### Work required
Among the lines below, return each one that contains the word "female".

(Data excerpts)

========================================

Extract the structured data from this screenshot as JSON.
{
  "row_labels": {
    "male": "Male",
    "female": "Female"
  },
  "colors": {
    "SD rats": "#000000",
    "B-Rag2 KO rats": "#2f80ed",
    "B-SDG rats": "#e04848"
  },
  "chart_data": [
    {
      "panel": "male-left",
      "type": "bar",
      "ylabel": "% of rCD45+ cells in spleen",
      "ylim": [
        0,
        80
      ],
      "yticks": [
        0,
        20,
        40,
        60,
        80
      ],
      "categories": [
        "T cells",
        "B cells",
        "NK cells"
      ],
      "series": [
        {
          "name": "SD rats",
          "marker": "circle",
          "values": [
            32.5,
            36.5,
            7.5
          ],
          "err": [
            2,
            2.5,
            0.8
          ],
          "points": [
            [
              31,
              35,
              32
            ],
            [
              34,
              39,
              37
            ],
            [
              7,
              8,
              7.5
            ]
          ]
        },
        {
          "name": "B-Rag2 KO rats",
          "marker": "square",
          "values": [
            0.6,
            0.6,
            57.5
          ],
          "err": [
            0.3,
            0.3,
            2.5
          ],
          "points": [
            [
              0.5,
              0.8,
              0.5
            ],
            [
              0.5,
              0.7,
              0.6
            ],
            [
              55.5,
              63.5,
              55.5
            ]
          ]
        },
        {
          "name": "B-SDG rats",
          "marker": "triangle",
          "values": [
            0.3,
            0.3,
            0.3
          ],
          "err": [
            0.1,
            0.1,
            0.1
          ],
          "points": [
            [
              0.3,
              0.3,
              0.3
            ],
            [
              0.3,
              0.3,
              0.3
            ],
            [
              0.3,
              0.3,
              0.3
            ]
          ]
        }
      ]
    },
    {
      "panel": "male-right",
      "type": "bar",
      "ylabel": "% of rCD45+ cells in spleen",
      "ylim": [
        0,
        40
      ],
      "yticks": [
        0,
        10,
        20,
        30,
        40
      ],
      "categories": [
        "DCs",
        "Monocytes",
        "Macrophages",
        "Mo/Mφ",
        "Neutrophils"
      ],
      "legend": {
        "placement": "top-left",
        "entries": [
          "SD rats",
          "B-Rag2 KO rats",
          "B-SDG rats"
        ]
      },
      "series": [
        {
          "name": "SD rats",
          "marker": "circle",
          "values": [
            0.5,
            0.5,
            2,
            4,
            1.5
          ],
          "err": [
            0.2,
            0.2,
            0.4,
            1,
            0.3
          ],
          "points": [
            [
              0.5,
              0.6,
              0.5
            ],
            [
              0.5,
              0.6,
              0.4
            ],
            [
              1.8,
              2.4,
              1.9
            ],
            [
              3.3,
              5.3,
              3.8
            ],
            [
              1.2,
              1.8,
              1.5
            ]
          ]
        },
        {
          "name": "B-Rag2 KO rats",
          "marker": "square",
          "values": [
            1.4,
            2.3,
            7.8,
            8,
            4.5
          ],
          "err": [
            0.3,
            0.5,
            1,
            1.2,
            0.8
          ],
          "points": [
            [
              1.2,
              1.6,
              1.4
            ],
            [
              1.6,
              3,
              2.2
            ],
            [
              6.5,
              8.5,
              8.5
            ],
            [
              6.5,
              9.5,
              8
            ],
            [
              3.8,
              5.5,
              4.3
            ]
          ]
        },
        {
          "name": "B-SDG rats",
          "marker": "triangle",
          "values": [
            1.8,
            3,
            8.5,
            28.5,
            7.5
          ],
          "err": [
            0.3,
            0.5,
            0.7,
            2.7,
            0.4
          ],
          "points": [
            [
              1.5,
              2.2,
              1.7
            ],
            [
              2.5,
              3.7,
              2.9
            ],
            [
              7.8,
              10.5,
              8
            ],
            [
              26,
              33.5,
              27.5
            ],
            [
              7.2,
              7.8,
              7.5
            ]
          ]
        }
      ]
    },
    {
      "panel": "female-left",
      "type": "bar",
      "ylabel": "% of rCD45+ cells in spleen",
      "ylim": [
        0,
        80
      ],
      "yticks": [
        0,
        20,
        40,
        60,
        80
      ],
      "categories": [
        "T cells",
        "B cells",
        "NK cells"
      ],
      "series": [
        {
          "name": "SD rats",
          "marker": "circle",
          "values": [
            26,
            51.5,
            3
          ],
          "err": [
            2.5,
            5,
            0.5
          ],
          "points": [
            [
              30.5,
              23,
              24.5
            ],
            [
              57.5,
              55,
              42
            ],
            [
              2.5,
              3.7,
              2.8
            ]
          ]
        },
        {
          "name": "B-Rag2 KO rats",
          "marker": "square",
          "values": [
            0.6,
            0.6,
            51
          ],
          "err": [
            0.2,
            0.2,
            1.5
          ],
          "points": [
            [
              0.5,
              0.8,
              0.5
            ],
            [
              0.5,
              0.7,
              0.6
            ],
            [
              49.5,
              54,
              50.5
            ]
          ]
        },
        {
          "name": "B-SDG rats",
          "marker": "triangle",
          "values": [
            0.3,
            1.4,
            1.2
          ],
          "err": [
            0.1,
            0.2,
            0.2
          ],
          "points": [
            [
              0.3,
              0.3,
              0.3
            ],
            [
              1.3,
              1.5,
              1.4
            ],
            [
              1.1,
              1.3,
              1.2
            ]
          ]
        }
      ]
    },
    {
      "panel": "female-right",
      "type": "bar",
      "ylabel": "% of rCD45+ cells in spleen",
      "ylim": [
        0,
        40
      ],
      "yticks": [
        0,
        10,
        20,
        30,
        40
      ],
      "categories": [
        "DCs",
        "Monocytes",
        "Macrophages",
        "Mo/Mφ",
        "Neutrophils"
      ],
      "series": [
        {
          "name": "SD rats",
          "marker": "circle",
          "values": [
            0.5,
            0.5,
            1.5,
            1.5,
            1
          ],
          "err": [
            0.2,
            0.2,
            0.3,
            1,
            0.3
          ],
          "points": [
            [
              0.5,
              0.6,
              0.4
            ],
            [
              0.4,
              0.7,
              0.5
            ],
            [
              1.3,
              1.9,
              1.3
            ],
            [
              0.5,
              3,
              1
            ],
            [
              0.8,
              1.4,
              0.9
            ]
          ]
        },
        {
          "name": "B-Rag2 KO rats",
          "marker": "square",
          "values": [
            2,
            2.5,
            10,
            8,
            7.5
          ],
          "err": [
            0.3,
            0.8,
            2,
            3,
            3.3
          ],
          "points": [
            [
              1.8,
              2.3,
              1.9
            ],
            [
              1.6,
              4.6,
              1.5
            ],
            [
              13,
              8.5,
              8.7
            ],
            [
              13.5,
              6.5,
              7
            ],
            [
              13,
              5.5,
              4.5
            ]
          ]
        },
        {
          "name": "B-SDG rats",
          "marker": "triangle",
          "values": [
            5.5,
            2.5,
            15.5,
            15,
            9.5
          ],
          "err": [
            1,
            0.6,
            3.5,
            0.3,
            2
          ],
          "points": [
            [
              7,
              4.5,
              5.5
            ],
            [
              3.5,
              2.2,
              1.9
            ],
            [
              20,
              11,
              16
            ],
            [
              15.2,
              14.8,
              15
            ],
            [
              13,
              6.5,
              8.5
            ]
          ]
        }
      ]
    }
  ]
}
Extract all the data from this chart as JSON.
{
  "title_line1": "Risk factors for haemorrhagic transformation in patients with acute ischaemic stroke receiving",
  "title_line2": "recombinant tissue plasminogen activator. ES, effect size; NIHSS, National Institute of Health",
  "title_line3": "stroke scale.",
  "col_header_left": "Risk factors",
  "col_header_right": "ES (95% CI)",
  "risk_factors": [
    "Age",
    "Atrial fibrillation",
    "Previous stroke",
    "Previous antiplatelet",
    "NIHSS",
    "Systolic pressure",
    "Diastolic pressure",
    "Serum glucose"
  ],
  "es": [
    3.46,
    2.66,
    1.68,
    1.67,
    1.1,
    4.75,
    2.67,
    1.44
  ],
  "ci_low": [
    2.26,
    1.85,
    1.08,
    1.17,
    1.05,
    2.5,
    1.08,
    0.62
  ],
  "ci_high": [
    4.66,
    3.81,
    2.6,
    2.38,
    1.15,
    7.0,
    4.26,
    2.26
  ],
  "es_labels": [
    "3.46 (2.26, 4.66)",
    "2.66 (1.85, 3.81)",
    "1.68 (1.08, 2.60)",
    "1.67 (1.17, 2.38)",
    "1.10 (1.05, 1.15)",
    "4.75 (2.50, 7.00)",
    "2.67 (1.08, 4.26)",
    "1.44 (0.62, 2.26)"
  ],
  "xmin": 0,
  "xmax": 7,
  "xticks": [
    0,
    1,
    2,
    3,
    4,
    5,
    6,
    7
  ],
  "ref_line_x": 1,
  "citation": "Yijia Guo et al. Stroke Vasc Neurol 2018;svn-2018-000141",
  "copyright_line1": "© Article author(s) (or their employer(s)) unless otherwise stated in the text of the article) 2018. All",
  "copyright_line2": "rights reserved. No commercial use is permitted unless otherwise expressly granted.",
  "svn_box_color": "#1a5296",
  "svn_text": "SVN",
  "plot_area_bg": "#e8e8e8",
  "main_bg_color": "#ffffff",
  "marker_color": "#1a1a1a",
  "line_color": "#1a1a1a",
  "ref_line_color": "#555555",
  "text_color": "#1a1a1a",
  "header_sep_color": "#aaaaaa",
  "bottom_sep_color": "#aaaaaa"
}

========================================

### Solution to this task
    "female": "Female"
      "panel": "female-left",
      "panel": "female-right",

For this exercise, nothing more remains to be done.